## Tugas 1
Ketik ulang seluruh berita tentang kecaman PFLP terhadap AS dan Israel tanpa mengubah satu karakter pun.
## Tugas 2
Ambil setiap baris dari listing yang memuat kata "surface". Huruf besar dan huruf kecil dibedakan.
==== Teks yang diberikan
PFLP Kecam AS dan Israel atas Serangan di Gaza, Desak Dunia Bertindak

PFLP Kecam AS dan Israel atas Serangan di Gaza

Termapan – Front Populer untuk Pembebasan Palestina (PFLP) mengeluarkan pernyataan pada Rabu (19/3) yang mengecam tuduhan Amerika Serikat terhadap Palestina terkait hambatan dalam kesepakatan gencatan senjata. PFLP menilai bahwa pernyataan tersebut telah memberikan kebebasan bagi Israel untuk terus melakukan serangan militer di Jalur Gaza tanpa hambatan.

Dalam pernyataan resminya, kelompok itu mendesak komunitas internasional agar segera mengambil langkah konkret guna menghentikan pembantaian yang terus berlangsung di wilayah tersebut. Mereka menegaskan bahwa sikap diam dari negara-negara dunia hanya akan menjadikan mereka bagian dari kejahatan yang sedang terjadi.
========
==== Data terekstraksi
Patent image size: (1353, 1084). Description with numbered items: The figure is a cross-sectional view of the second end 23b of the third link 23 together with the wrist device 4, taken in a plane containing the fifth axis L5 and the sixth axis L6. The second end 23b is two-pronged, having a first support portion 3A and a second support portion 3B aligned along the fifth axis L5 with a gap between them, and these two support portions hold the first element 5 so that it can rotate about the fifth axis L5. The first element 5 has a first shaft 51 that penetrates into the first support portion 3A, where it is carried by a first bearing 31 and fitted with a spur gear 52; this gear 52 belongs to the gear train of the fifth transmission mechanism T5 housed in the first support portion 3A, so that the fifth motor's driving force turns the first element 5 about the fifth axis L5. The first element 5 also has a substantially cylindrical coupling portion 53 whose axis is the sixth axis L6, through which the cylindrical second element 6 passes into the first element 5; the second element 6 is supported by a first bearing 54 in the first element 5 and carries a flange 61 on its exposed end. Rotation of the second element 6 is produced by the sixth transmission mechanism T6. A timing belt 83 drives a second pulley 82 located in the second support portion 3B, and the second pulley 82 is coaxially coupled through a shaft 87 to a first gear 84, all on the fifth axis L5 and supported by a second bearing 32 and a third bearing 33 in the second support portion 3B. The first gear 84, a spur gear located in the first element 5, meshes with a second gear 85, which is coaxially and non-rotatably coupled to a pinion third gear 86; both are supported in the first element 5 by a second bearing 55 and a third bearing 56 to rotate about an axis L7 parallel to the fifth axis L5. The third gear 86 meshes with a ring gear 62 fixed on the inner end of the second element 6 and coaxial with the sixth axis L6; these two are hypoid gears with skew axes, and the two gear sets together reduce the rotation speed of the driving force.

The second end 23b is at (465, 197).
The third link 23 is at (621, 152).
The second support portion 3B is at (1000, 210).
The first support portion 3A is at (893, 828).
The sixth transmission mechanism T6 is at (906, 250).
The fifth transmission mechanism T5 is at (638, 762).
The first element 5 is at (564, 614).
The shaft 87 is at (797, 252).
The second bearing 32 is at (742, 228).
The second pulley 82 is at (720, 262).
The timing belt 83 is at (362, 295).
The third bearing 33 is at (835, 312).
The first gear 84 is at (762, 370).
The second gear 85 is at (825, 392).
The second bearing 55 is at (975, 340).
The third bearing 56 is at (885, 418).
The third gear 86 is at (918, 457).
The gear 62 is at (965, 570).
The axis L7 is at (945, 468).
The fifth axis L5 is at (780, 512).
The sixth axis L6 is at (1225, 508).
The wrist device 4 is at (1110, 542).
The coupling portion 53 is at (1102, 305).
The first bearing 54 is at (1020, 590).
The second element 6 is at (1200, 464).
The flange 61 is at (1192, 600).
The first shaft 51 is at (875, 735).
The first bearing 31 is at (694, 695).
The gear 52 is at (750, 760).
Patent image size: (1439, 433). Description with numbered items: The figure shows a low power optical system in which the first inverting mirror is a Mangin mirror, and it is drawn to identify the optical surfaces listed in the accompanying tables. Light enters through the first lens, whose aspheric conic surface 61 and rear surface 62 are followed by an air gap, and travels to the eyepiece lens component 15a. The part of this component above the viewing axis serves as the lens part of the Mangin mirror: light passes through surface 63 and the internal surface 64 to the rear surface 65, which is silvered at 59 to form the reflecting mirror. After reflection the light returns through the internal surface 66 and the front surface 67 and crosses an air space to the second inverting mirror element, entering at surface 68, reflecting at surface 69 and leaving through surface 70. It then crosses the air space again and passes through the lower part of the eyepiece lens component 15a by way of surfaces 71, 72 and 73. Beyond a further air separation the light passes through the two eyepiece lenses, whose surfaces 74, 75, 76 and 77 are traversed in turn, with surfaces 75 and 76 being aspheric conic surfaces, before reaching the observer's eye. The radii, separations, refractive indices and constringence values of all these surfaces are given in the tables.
========
## Hasil latihan 1
PFLP Kecam AS dan Israel atas Serangan di Gaza, Desak Dunia Bertindak

PFLP Kecam AS dan Israel atas Serangan di Gaza

Termapan – Front Populer untuk Pembebasan Palestina (PFLP) mengeluarkan pernyataan pada Rabu (19/3) yang mengecam tuduhan Amerika Serikat terhadap Palestina terkait hambatan dalam kesepakatan gencatan senjata. PFLP menilai bahwa pernyataan tersebut telah memberikan kebebasan bagi Israel untuk terus melakukan serangan militer di Jalur Gaza tanpa hambatan.

Dalam pernyataan resminya, kelompok itu mendesak komunitas internasional agar segera mengambil langkah konkret guna menghentikan pembantaian yang terus berlangsung di wilayah tersebut. Mereka menegaskan bahwa sikap diam dari negara-negara dunia hanya akan menjadikan mereka bagian dari kejahatan yang sedang terjadi.

## Hasil latihan 2
Patent image size: (1439, 433). Description with numbered items: The figure shows a low power optical system in which the first inverting mirror is a Mangin mirror, and it is drawn to identify the optical surfaces listed in the accompanying tables. Light enters through the first lens, whose aspheric conic surface 61 and rear surface 62 are followed by an air gap, and travels to the eyepiece lens component 15a. The part of this component above the viewing axis serves as the lens part of the Mangin mirror: light passes through surface 63 and the internal surface 64 to the rear surface 65, which is silvered at 59 to form the reflecting mirror. After reflection the light returns through the internal surface 66 and the front surface 67 and crosses an air space to the second inverting mirror element, entering at surface 68, reflecting at surface 69 and leaving through surface 70. It then crosses the air space again and passes through the lower part of the eyepiece lens component 15a by way of surfaces 71, 72 and 73. Beyond a further air separation the light passes through the two eyepiece lenses, whose surfaces 74, 75, 76 and 77 are traversed in turn, with surfaces 75 and 76 being aspheric conic surfaces, before reaching the observer's eye. The radii, separations, refractive indices and constringence values of all these surfaces are given in the tables.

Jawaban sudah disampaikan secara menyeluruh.